• **Figure record listings**
• • • • • • •

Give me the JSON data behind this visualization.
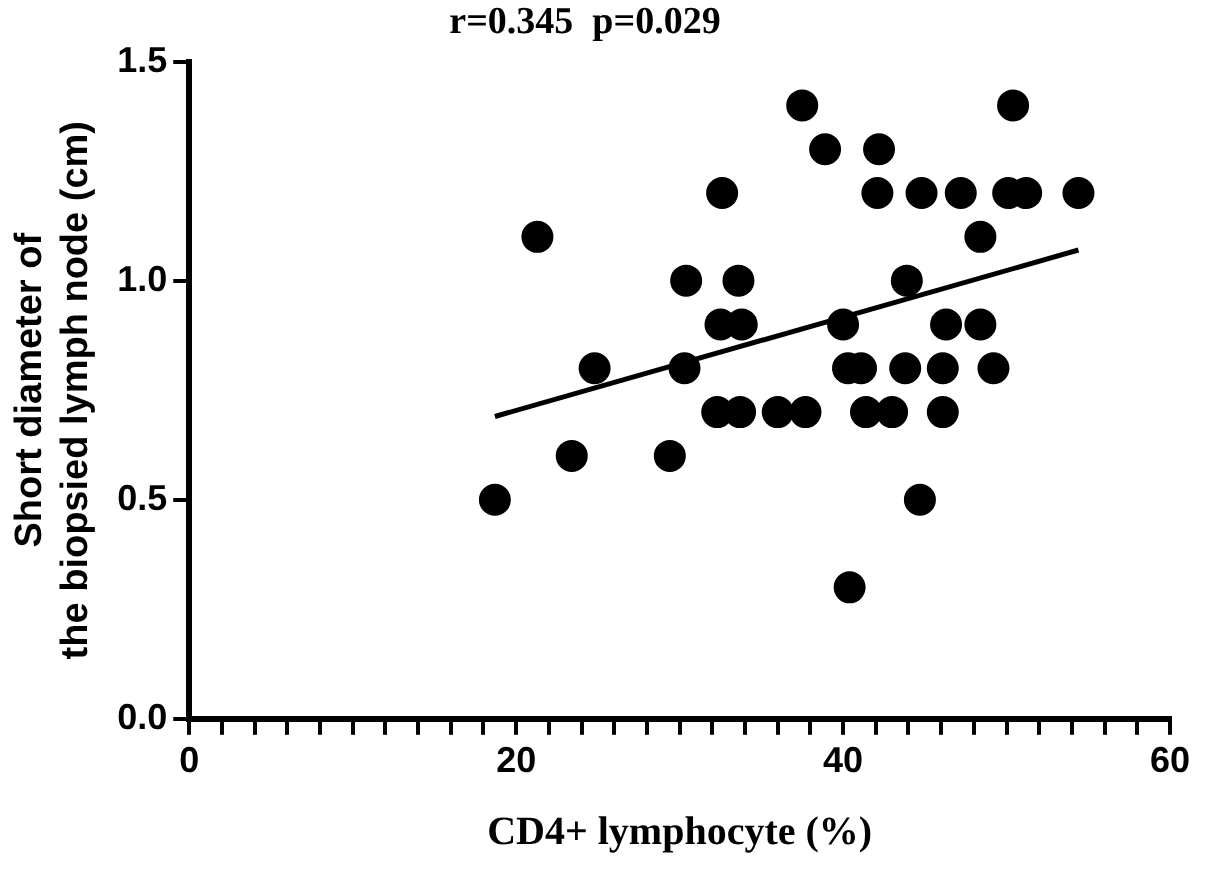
{
  "chart_data": {
    "type": "scatter",
    "title": "r=0.345  p=0.029",
    "xlabel": "CD4+ lymphocyte (%)",
    "ylabel": "Short diameter of\nthe biopsied lymph node (cm)",
    "xlim": [
      0,
      60
    ],
    "xticks": [
      0,
      {
        "value": 2,
        "label": null
      },
      {
        "value": 4,
        "label": null
      },
      {
        "value": 6,
        "label": null
      },
      {
        "value": 8,
        "label": null
      },
      {
        "value": 10,
        "label": null
      },
      {
        "value": 12,
        "label": null
      },
      {
        "value": 14,
        "label": null
      },
      {
        "value": 16,
        "label": null
      },
      {
        "value": 18,
        "label": null
      },
      20,
      {
        "value": 22,
        "label": null
      },
      {
        "value": 24,
        "label": null
      },
      {
        "value": 26,
        "label": null
      },
      {
        "value": 28,
        "label": null
      },
      {
        "value": 30,
        "label": null
      },
      {
        "value": 32,
        "label": null
      },
      {
        "value": 34,
        "label": null
      },
      {
        "value": 36,
        "label": null
      },
      {
        "value": 38,
        "label": null
      },
      40,
      {
        "value": 42,
        "label": null
      },
      {
        "value": 44,
        "label": null
      },
      {
        "value": 46,
        "label": null
      },
      {
        "value": 48,
        "label": null
      },
      {
        "value": 50,
        "label": null
      },
      {
        "value": 52,
        "label": null
      },
      {
        "value": 54,
        "label": null
      },
      {
        "value": 56,
        "label": null
      },
      {
        "value": 58,
        "label": null
      },
      60
    ],
    "ylim": [
      0,
      1.5
    ],
    "yticks": [
      {
        "value": 0,
        "label": "0.0"
      },
      {
        "value": 0.5,
        "label": "0.5"
      },
      {
        "value": 1,
        "label": "1.0"
      },
      {
        "value": 1.5,
        "label": "1.5"
      }
    ],
    "marker": "circle",
    "legend": false,
    "grid": false,
    "series": [
      {
        "color": "#000000",
        "x": [
          37.5,
          50.4,
          38.9,
          42.2,
          32.6,
          42.1,
          44.8,
          47.2,
          50.1,
          51.2,
          54.4,
          21.3,
          48.4,
          30.4,
          33.6,
          43.9,
          32.5,
          33.8,
          40.0,
          46.3,
          48.4,
          24.8,
          30.3,
          40.3,
          41.1,
          43.8,
          46.1,
          49.2,
          32.3,
          33.7,
          36.0,
          37.7,
          41.4,
          43.0,
          46.1,
          23.4,
          29.4,
          18.7,
          44.7,
          40.4
        ],
        "values": [
          1.4,
          1.4,
          1.3,
          1.3,
          1.2,
          1.2,
          1.2,
          1.2,
          1.2,
          1.2,
          1.2,
          1.1,
          1.1,
          1.0,
          1.0,
          1.0,
          0.9,
          0.9,
          0.9,
          0.9,
          0.9,
          0.8,
          0.8,
          0.8,
          0.8,
          0.8,
          0.8,
          0.8,
          0.7,
          0.7,
          0.7,
          0.7,
          0.7,
          0.7,
          0.7,
          0.6,
          0.6,
          0.5,
          0.5,
          0.3
        ]
      },
      {
        "type": "line",
        "color": "#000000",
        "marker": "none",
        "x": [
          18.7,
          54.4
        ],
        "values": [
          0.69,
          1.07
        ]
      }
    ]
  }
}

• • • • • • •

Make an exact copy of all entries above, dropping the images.

• **PROBLEM SOLUTION**
Give me the JSON data behind this visualization.
{
  "chart_data": {
    "type": "scatter",
    "title": "r=0.345  p=0.029",
    "xlabel": "CD4+ lymphocyte (%)",
    "ylabel": "Short diameter of\nthe biopsied lymph node (cm)",
    "xlim": [
      0,
      60
    ],
    "xticks": [
      0,
      {
        "value": 2,
        "label": null
      },
      {
        "value": 4,
        "label": null
      },
      {
        "value": 6,
        "label": null
      },
      {
        "value": 8,
        "label": null
      },
      {
        "value": 10,
        "label": null
      },
      {
        "value": 12,
        "label": null
      },
      {
        "value": 14,
        "label": null
      },
      {
        "value": 16,
        "label": null
      },
      {
        "value": 18,
        "label": null
      },
      20,
      {
        "value": 22,
        "label": null
      },
      {
        "value": 24,
        "label": null
      },
      {
        "value": 26,
        "label": null
      },
      {
        "value": 28,
        "label": null
      },
      {
        "value": 30,
        "label": null
      },
      {
        "value": 32,
        "label": null
      },
      {
        "value": 34,
        "label": null
      },
      {
        "value": 36,
        "label": null
      },
      {
        "value": 38,
        "label": null
      },
      40,
      {
        "value": 42,
        "label": null
      },
      {
        "value": 44,
        "label": null
      },
      {
        "value": 46,
        "label": null
      },
      {
        "value": 48,
        "label": null
      },
      {
        "value": 50,
        "label": null
      },
      {
        "value": 52,
        "label": null
      },
      {
        "value": 54,
        "label": null
      },
      {
        "value": 56,
        "label": null
      },
      {
        "value": 58,
        "label": null
      },
      60
    ],
    "ylim": [
      0,
      1.5
    ],
    "yticks": [
      {
        "value": 0,
        "label": "0.0"
      },
      {
        "value": 0.5,
        "label": "0.5"
      },
      {
        "value": 1,
        "label": "1.0"
      },
      {
        "value": 1.5,
        "label": "1.5"
      }
    ],
    "marker": "circle",
    "legend": false,
    "grid": false,
    "series": [
      {
        "color": "#000000",
        "x": [
          37.5,
          50.4,
          38.9,
          42.2,
          32.6,
          42.1,
          44.8,
          47.2,
          50.1,
          51.2,
          54.4,
          21.3,
          48.4,
          30.4,
          33.6,
          43.9,
          32.5,
          33.8,
          40.0,
          46.3,
          48.4,
          24.8,
          30.3,
          40.3,
          41.1,
          43.8,
          46.1,
          49.2,
          32.3,
          33.7,
          36.0,
          37.7,
          41.4,
          43.0,
          46.1,
          23.4,
          29.4,
          18.7,
          44.7,
          40.4
        ],
        "values": [
          1.4,
          1.4,
          1.3,
          1.3,
          1.2,
          1.2,
          1.2,
          1.2,
          1.2,
          1.2,
          1.2,
          1.1,
          1.1,
          1.0,
          1.0,
          1.0,
          0.9,
          0.9,
          0.9,
          0.9,
          0.9,
          0.8,
          0.8,
          0.8,
          0.8,
          0.8,
          0.8,
          0.8,
          0.7,
          0.7,
          0.7,
          0.7,
          0.7,
          0.7,
          0.7,
          0.6,
          0.6,
          0.5,
          0.5,
          0.3
        ]
      },
      {
        "type": "line",
        "color": "#000000",
        "marker": "none",
        "x": [
          18.7,
          54.4
        ],
        "values": [
          0.69,
          1.07
        ]
      }
    ]
  }
}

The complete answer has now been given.